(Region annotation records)
(begin)

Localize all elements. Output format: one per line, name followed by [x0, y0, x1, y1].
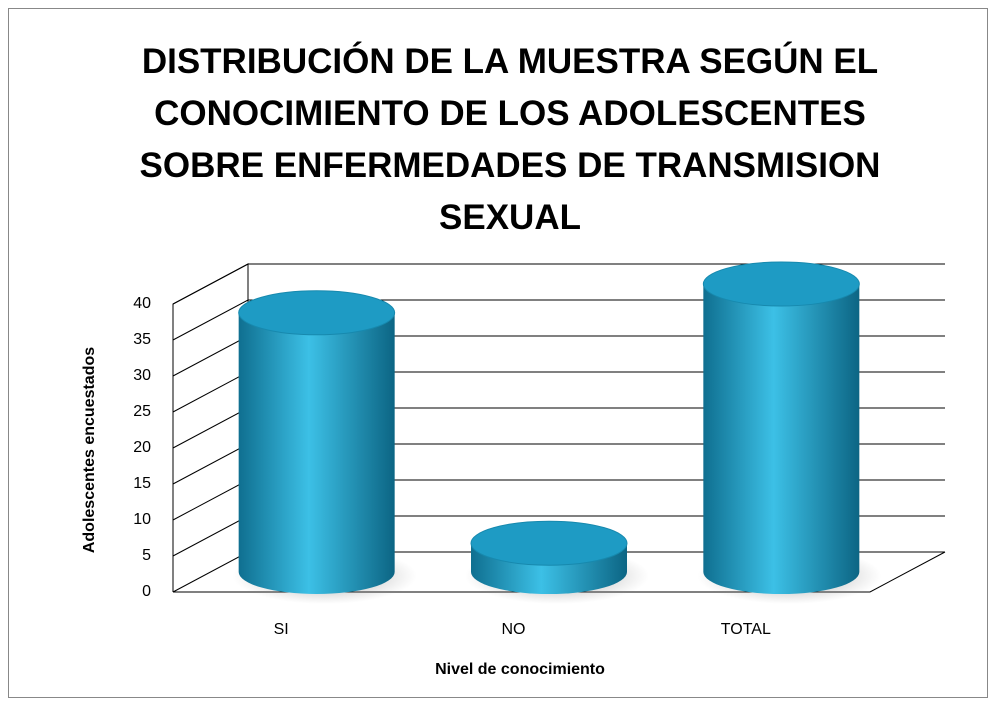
x-axis-label: Nivel de conocimiento [435, 661, 605, 678]
chart-title: DISTRIBUCIÓN DE LA MUESTRA SEGÚN EL CONO… [139, 42, 881, 237]
bar-top [470, 520, 628, 566]
x-tick-label: NO [502, 621, 526, 638]
x-tick-label: SI [274, 621, 289, 638]
y-tick-label: 0 [142, 583, 151, 600]
y-tick-label: 40 [133, 295, 151, 312]
bar [703, 284, 860, 594]
y-tick-label: 35 [133, 331, 151, 348]
bar-top [238, 290, 396, 336]
bar [238, 312, 395, 594]
y-tick-label: 20 [133, 439, 151, 456]
chart-frame [8, 8, 988, 698]
y-tick-label: 25 [133, 403, 151, 420]
y-tick-label: 5 [142, 547, 151, 564]
x-tick-label: TOTAL [721, 621, 771, 638]
y-tick-label: 30 [133, 367, 151, 384]
y-tick-label: 10 [133, 511, 151, 528]
y-tick-label: 15 [133, 475, 151, 492]
bar-top [702, 261, 860, 307]
y-axis-label: Adolescentes encuestados [81, 347, 98, 553]
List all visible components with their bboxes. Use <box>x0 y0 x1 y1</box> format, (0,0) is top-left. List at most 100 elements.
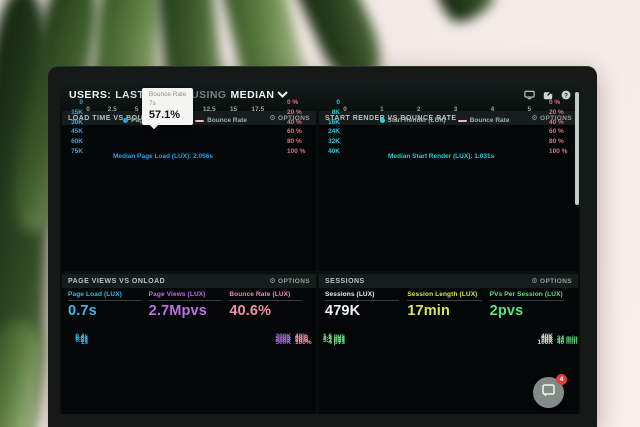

(end)

§ **Problem**
Copy the data from the start up to and including the line that has "y-tick-label: 10 [133, 511, 151, 528]", swapping "Localize" for "Detect" and leaving everything else unchanged. Leave the picture out of your answer.

§ **The result**
Detect all elements. Output format: one per line, name followed by [x0, y0, x1, y1].
x-axis-label: Nivel de conocimiento [435, 661, 605, 678]
chart-title: DISTRIBUCIÓN DE LA MUESTRA SEGÚN EL CONO… [139, 42, 881, 237]
bar-top [470, 520, 628, 566]
x-tick-label: NO [502, 621, 526, 638]
x-tick-label: SI [274, 621, 289, 638]
y-tick-label: 0 [142, 583, 151, 600]
y-tick-label: 40 [133, 295, 151, 312]
bar [703, 284, 860, 594]
y-tick-label: 35 [133, 331, 151, 348]
bar-top [238, 290, 396, 336]
bar [238, 312, 395, 594]
y-tick-label: 20 [133, 439, 151, 456]
chart-frame [8, 8, 988, 698]
y-tick-label: 25 [133, 403, 151, 420]
y-tick-label: 5 [142, 547, 151, 564]
x-tick-label: TOTAL [721, 621, 771, 638]
y-tick-label: 30 [133, 367, 151, 384]
y-tick-label: 10 [133, 511, 151, 528]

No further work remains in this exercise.